◆ **Stated problem**:
Please print all of the material below, word for word.

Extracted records
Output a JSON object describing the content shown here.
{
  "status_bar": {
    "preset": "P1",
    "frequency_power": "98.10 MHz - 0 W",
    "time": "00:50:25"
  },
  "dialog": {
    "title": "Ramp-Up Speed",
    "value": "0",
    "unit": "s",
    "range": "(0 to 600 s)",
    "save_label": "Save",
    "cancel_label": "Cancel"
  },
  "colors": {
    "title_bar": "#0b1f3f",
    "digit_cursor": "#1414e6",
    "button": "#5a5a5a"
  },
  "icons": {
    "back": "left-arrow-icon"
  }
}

◆ **Result**:
Output a JSON object describing the content shown here.
{
  "status_bar": {
    "preset": "P1",
    "frequency_power": "98.10 MHz - 0 W",
    "time": "00:50:25"
  },
  "dialog": {
    "title": "Ramp-Up Speed",
    "value": "0",
    "unit": "s",
    "range": "(0 to 600 s)",
    "save_label": "Save",
    "cancel_label": "Cancel"
  },
  "colors": {
    "title_bar": "#0b1f3f",
    "digit_cursor": "#1414e6",
    "button": "#5a5a5a"
  },
  "icons": {
    "back": "left-arrow-icon"
  }
}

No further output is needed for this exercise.